**Trecho da página:**
>>
Artistas monumentais

A exposição, acredita a curadora, tem tudo para surpreender os visitantes. "Vamos mostrar a Brasília moderna, mas percorrendo a história de mais de 300 anos. Falamos do marco zero, da pedra fundamental, da Missão Cruls, até chegar aos modernistas de 1960", explica. A exibição conta com a coleção de Izolete e Domício Pereira, pioneiros que chegaram ao Planalto Central em 1959, antes, portanto, da inauguração de Brasília. O acervo, que tem como representante Cláudio Pereira, consultor histórico da exposição, reúne um conjunto de obras assinadas por Niemeyer e Lucio Costa, vencedor do projeto urbanístico que resultou na nova capital.

Não é só. Estão na mostra Athos Bulcão, autor de fachadas, pinturas e azulejos que dão cor ao concreto e se integram à natureza; Marianne Perreti, autora dos vitrais da Catedral Metropolitana; Alfredo Ceschiatti, escultor dos anjos da Catedral; Bruno Giorgi, responsável pela obra Meteoro, instalada em frente ao Palácio do Itamaraty; Roberto Burle Marx, criador dos principais espaços públicos da cidade; e Maria Martins, escultora com várias obras que contribuem para que Brasília seja considerada um museu a céu aberto. Tudo isso conjugado a louças, mobiliários e objetos pequenos que fazem muita diferença.

Também estarão à disposição do público uma série especial sobre Brasília preparada pelo pintor mineiro Carlos Bracher e um acervo fotográfico que revela, ao longo do tempo, todo o processo de construção da capital e suas transformações até os seus atuais 62 anos. Os registros foram feitos pelas lentes de Peter Scheier, Marcel Gautherot, Jean Mazon, Mario Fontenelle, Jesco Puttkamer, Gabriel Gondim, Raymond Frajmund, Rui Faquini e Orlando Brito, entre outros. A curadora lista, ainda, a série Mandrágora do Cerrado, com esculturas de Naura Timm, e obras do pintor Tarciso Viriato. Tudo foi selecionado com muito cuidado, dentro de uma linha do tempo, para que o público compreenda da melhor maneira possível o gigantismo de Brasília.

Há, ainda, uma surpresa que promete encantar os visitantes da exposição: a maquete de Brasília, que foi construída por Antônio José Oliveira, o mesmo autor daquela que está na Praça dos Três Poderes. A peça em exibição na mostra é uma revisitação da original, totalmente moderna. Está sobre um painel de uma fotografia digital, com todas as peças construídas a laser. "É uma maquete muito especial, muito bonita. Ela é feita para viajar. A ideia é que o visitante entenda o que é o plano urbanístico de Lucio Costa. É um avião, é um pássaro, o que é a cidade, o que é a Asa Sul, o que é Asa Norte? Com essa maquete, a gente consegue explicar às pessoas o que elas não conseguem entender", detalha Danielle.

Descaso com a cultura

A euforia com que a curadora fala da exposição não esconde, porém, as dificuldades enfrentadas para manter de pé esse projeto itinerante, com custo pesadíssimo, dada a sua dimensão. "Não há, hoje, o apoio adequado à cultura no Brasil, nem por parte do governo, nem da iniciativa privada. Há um abandono", lamenta. "Levar a mostra a cada país pela qual passou foi um sacrifício. E, nesses últimos dois anos, tudo se complicou por causa da pandemia do novo coronavírus", diz. "Foi muito sofrimento, tivemos que nos reinventar."

Para custear a manutenção do acervo em Roma, Danielle lançou o projeto Brasília, museu aberto, que está na terceira edição. "Foi um período difícil, mas estamos em Lisboa e tenho certeza de que a exposição será um sucesso, como foi em todos os lugares pelos quais passamos. O público que apreciou o nosso acervo já passa de 400 mil pessoas", afirma. "Estamos falando de uma exposição muito importante, que merece todo o apoio possível", acrescenta.
<<
**Tarefa proposta 1:**
Segundo o trecho da página, em que ano Izolete e Domício Pereira chegaram ao Planalto Central?
**Tarefa proposta 2:**
Altere o trecho da página começando em "Artistas monumentais" e seguindo até "na nova capital.", pondo "organizadora" no lugar de "curadora".
**Tarefa proposta 3:**
Verta para o inglês a seguinte frase do trecho da página: "A peça em exibição na mostra é uma revisitação da original, totalmente moderna."
Os registros provêm de uma fonte diferente da do trecho da página.

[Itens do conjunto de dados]
>>
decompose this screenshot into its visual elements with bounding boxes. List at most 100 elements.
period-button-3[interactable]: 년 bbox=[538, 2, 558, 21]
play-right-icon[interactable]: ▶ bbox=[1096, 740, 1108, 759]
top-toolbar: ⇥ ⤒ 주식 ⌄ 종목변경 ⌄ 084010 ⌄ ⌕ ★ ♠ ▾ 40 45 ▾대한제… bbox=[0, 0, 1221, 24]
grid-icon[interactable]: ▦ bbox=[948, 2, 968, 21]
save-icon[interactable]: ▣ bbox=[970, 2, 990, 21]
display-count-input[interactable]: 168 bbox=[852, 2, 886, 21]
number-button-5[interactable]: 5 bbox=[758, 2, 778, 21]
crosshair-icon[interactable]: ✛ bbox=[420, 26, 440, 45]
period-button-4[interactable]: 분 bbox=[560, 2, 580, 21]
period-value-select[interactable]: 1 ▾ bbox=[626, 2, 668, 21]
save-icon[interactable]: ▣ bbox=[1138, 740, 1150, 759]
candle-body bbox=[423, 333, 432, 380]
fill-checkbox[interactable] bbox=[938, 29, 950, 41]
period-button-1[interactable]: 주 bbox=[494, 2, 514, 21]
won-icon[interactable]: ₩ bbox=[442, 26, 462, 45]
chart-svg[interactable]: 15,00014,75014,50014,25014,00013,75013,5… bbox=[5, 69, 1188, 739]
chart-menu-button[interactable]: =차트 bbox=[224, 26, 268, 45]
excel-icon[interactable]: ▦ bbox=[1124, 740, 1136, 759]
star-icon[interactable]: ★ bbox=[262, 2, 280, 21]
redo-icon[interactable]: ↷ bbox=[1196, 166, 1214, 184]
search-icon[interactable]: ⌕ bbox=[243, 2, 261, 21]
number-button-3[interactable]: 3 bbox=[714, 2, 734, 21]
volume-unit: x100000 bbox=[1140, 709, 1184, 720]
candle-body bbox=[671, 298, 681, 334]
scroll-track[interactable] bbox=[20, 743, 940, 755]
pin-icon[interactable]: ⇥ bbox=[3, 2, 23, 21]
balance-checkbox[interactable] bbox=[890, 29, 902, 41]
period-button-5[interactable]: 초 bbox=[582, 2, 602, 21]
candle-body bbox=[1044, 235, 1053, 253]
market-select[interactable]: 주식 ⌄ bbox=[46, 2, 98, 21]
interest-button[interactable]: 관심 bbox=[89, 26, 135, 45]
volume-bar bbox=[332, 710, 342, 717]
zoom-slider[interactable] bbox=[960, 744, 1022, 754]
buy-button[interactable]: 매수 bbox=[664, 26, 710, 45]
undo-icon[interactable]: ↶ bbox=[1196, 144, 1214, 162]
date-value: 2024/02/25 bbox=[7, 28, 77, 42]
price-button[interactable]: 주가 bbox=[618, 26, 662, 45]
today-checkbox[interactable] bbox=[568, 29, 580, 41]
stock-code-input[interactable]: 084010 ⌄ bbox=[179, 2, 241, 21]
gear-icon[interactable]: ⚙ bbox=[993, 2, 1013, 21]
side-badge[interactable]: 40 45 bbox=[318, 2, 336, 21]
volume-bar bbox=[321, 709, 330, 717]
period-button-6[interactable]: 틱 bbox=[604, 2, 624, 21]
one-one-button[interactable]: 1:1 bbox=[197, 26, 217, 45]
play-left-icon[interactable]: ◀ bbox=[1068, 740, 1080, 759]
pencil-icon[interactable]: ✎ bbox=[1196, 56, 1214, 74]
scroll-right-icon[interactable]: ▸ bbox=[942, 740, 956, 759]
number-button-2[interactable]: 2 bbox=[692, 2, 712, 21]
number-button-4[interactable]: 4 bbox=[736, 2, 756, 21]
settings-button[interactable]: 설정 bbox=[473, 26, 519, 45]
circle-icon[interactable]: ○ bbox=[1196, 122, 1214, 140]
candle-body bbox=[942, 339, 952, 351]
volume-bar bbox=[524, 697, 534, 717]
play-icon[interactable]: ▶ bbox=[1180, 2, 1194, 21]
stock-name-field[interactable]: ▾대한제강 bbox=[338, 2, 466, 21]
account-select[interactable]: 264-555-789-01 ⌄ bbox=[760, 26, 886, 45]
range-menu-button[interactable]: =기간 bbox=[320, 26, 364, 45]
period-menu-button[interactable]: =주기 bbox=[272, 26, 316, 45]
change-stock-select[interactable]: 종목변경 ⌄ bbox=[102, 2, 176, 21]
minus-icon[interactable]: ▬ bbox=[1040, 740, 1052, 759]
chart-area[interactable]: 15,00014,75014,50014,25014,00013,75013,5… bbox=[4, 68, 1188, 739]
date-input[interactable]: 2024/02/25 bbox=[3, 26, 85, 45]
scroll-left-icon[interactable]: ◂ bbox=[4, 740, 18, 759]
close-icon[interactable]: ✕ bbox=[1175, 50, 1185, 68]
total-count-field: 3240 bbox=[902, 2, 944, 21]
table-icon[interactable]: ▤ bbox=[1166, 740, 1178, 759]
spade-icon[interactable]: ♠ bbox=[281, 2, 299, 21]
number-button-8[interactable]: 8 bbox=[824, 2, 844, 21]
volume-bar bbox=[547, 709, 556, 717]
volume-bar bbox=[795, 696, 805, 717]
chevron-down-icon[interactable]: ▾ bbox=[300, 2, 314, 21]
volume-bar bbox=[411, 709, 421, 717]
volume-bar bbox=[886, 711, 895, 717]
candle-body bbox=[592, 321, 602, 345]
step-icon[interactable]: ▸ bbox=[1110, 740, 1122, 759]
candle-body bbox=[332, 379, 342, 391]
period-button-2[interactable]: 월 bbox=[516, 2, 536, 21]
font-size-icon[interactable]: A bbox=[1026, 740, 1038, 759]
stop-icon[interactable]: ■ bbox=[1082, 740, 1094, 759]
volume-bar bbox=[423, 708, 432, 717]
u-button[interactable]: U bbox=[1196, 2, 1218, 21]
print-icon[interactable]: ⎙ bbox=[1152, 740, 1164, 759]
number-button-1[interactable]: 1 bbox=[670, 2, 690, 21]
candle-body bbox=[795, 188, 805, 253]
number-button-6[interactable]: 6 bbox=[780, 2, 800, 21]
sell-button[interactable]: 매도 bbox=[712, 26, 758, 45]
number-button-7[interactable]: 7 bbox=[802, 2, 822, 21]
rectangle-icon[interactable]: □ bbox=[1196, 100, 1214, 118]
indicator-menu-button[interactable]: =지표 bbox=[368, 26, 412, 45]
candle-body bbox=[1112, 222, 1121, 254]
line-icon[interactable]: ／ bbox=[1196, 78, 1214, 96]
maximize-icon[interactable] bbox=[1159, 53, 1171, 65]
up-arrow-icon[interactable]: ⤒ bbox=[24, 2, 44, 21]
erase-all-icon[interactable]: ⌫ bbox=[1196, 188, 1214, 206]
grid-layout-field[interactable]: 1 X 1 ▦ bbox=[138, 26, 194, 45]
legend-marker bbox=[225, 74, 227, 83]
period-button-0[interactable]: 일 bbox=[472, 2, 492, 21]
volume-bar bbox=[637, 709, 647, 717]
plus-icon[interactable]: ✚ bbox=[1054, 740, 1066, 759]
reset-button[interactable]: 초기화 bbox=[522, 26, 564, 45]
<<
**Resultado do exercício 1:**
Em 1959.

**Resultado do exercício 2:**
Artistas monumentais

A exposição, acredita a organizadora, tem tudo para surpreender os visitantes. "Vamos mostrar a Brasília moderna, mas percorrendo a história de mais de 300 anos. Falamos do marco zero, da pedra fundamental, da Missão Cruls, até chegar aos modernistas de 1960", explica. A exibição conta com a coleção de Izolete e Domício Pereira, pioneiros que chegaram ao Planalto Central em 1959, antes, portanto, da inauguração de Brasília. O acervo, que tem como representante Cláudio Pereira, consultor histórico da exposição, reúne um conjunto de obras assinadas por Niemeyer e Lucio Costa, vencedor do projeto urbanístico que resultou na nova capital.

**Resultado do exercício 3:**
The piece on display in the exhibition is a revisiting of the original, entirely modern.